__Work to complete__
Read the records and gather each line that includes "ingress".
::::
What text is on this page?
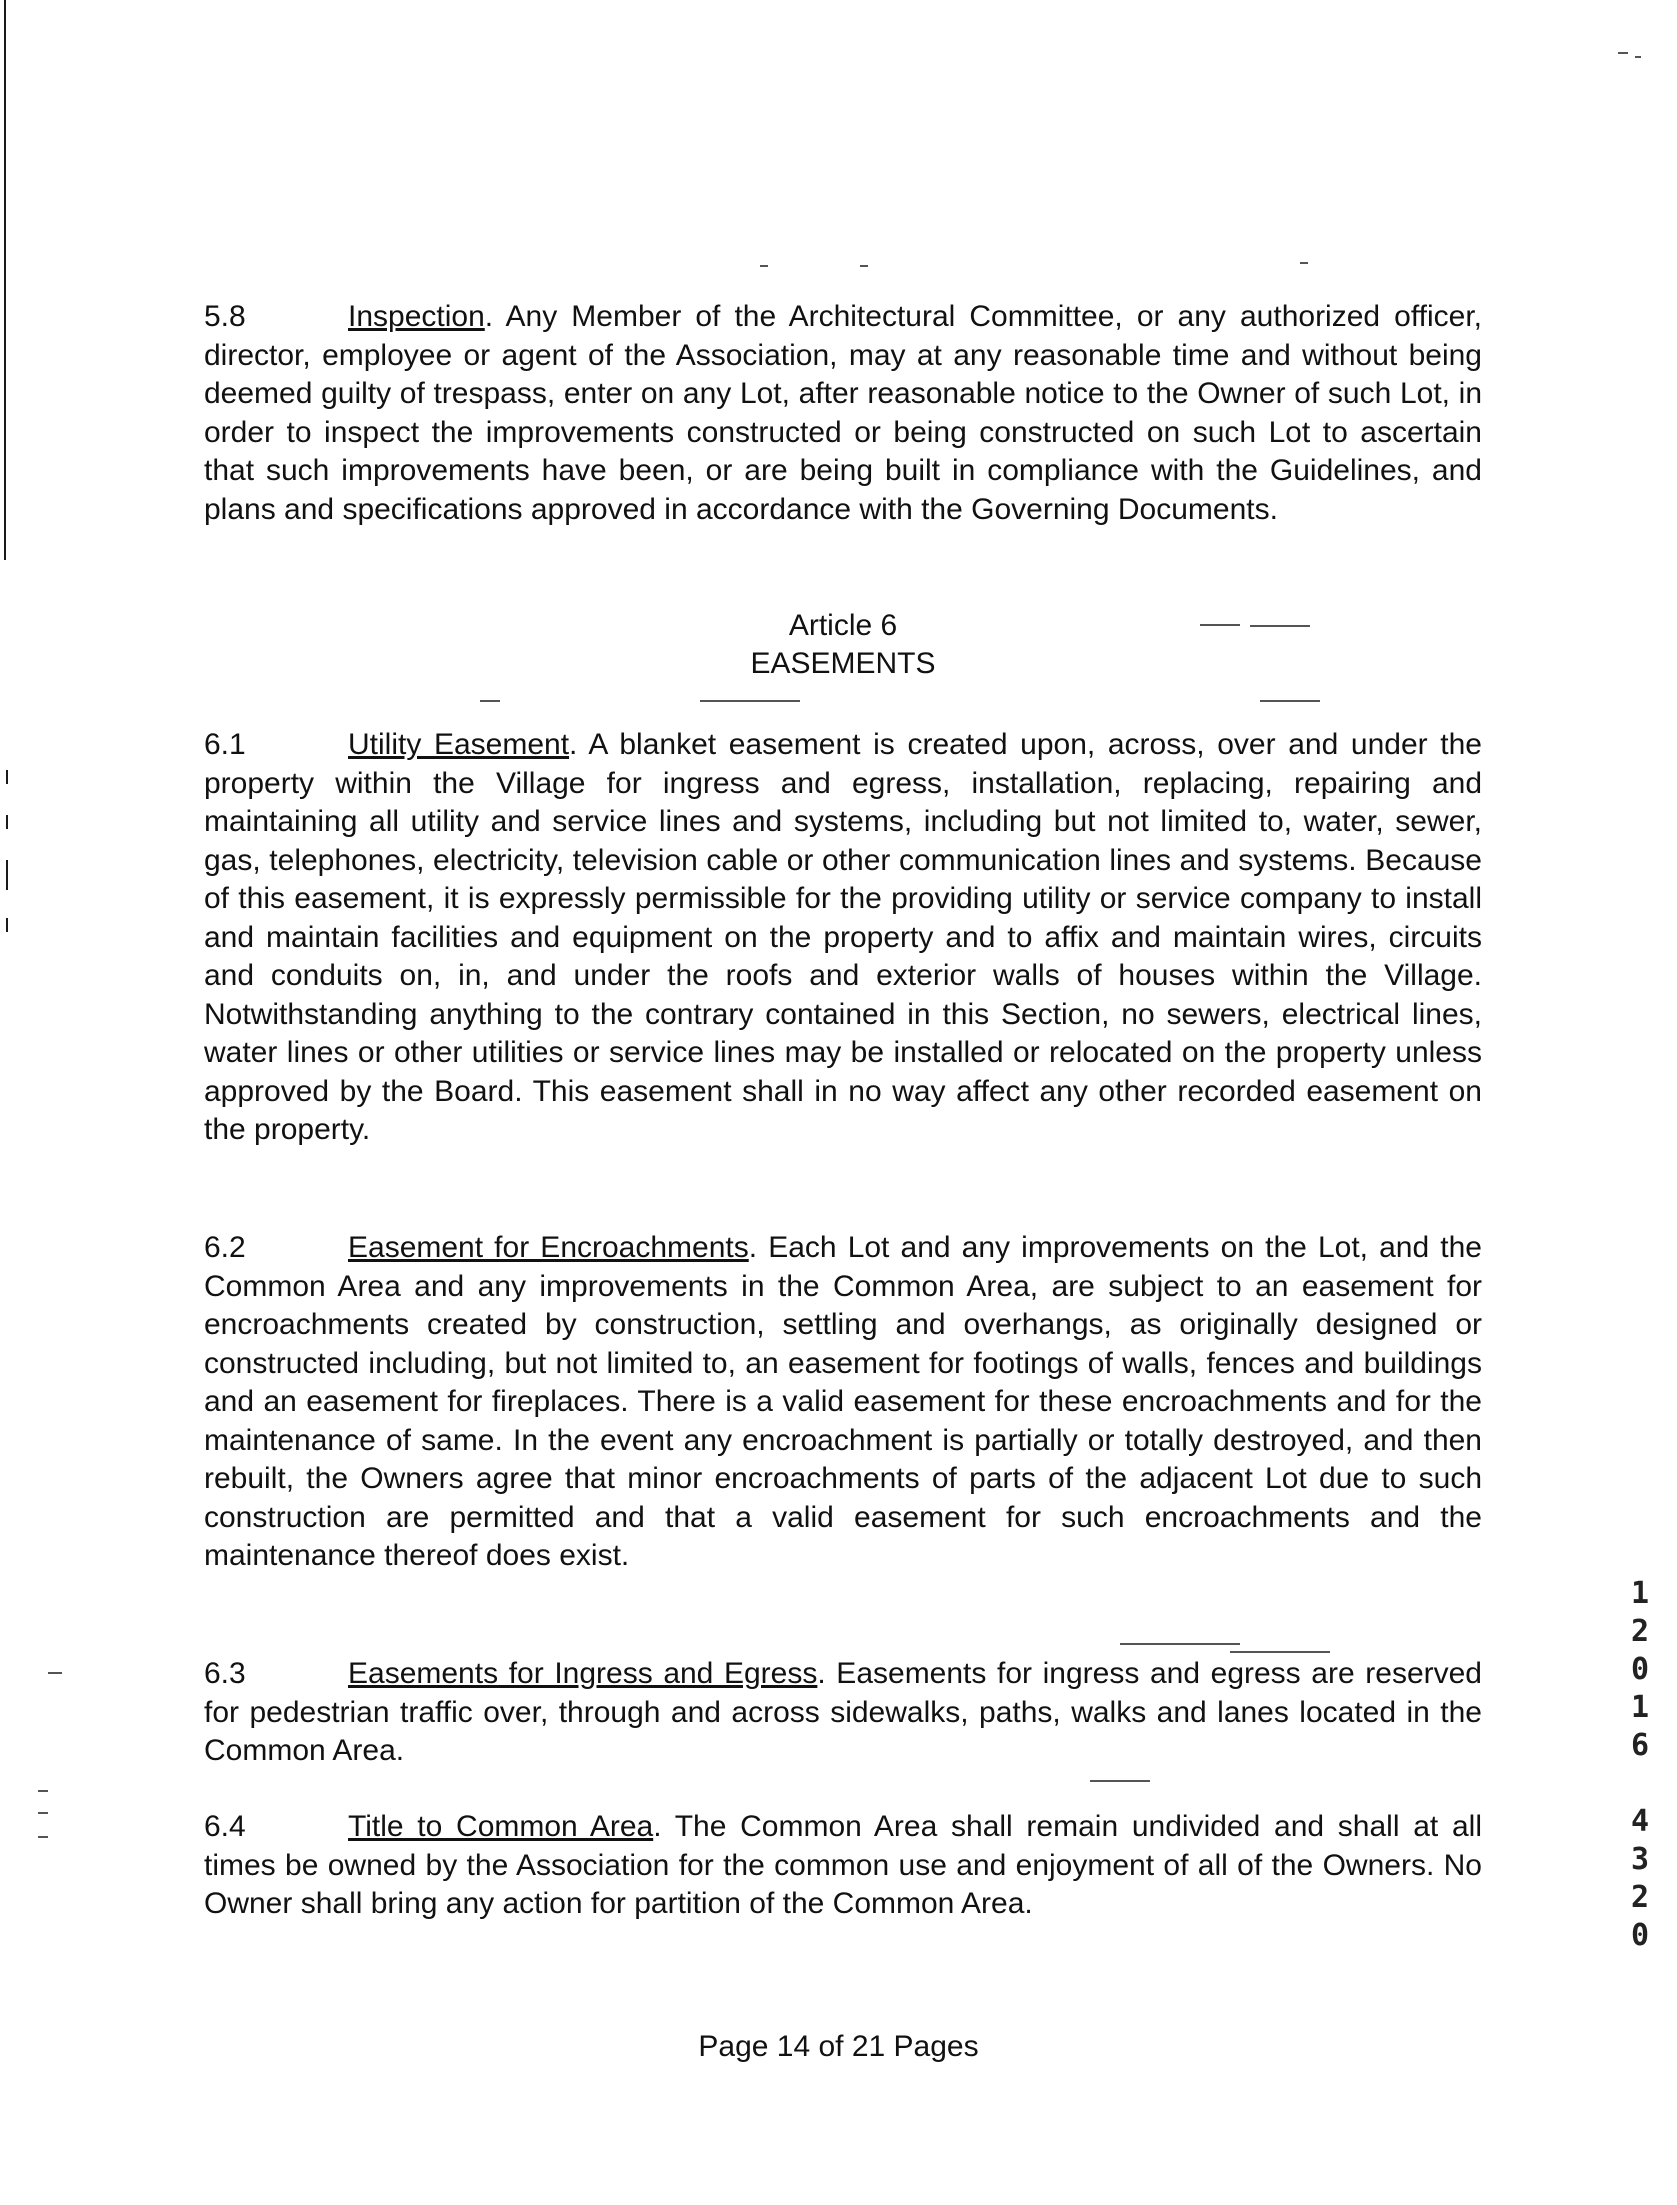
5.8	Inspection. Any Member of the Architectural Committee, or any authorized officer, director, employee or agent of the Association, may at any reasonable time and without being deemed guilty of trespass, enter on any Lot, after reasonable notice to the Owner of such Lot, in order to inspect the improvements constructed or being constructed on such Lot to ascertain that such improvements have been, or are being built in compliance with the Guidelines, and plans and specifications approved in accordance with the Governing Documents.

Article 6

EASEMENTS

6.1	Utility Easement. A blanket easement is created upon, across, over and under the property within the Village for ingress and egress, installation, replacing, repairing and maintaining all utility and service lines and systems, including but not limited to, water, sewer, gas, telephones, electricity, television cable or other communication lines and systems. Because of this easement, it is expressly permissible for the providing utility or service company to install and maintain facilities and equipment on the property and to affix and maintain wires, circuits and conduits on, in, and under the roofs and exterior walls of houses within the Village. Notwithstanding anything to the contrary contained in this Section, no sewers, electrical lines, water lines or other utilities or service lines may be installed or relocated on the property unless approved by the Board. This easement shall in no way affect any other recorded easement on the property.

6.2	Easement for Encroachments. Each Lot and any improvements on the Lot, and the Common Area and any improvements in the Common Area, are subject to an easement for encroachments created by construction, settling and overhangs, as originally designed or constructed including, but not limited to, an easement for footings of walls, fences and buildings and an easement for fireplaces. There is a valid easement for these encroachments and for the maintenance of same. In the event any encroachment is partially or totally destroyed, and then rebuilt, the Owners agree that minor encroachments of parts of the adjacent Lot due to such construction are permitted and that a valid easement for such encroachments and the maintenance thereof does exist.

6.3	Easements for Ingress and Egress. Easements for ingress and egress are reserved for pedestrian traffic over, through and across sidewalks, paths, walks and lanes located in the Common Area.

6.4	Title to Common Area. The Common Area shall remain undivided and shall at all times be owned by the Association for the common use and enjoyment of all of the Owners. No Owner shall bring any action for partition of the Common Area.

Page 14 of 21 Pages
1
2
0
1
6
4
3
2
0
::::
__Solution to this exercise__
6.1	Utility Easement. A blanket easement is created upon, across, over and under the property within the Village for ingress and egress, installation, replacing, repairing and maintaining all utility and service lines and systems, including but not limited to, water, sewer, gas, telephones, electricity, television cable or other communication lines and systems. Because of this easement, it is expressly permissible for the providing utility or service company to install and maintain facilities and equipment on the property and to affix and maintain wires, circuits and conduits on, in, and under the roofs and exterior walls of houses within the Village. Notwithstanding anything to the contrary contained in this Section, no sewers, electrical lines, water lines or other utilities or service lines may be installed or relocated on the property unless approved by the Board. This easement shall in no way affect any other recorded easement on the property.
6.3	Easements for Ingress and Egress. Easements for ingress and egress are reserved for pedestrian traffic over, through and across sidewalks, paths, walks and lanes located in the Common Area.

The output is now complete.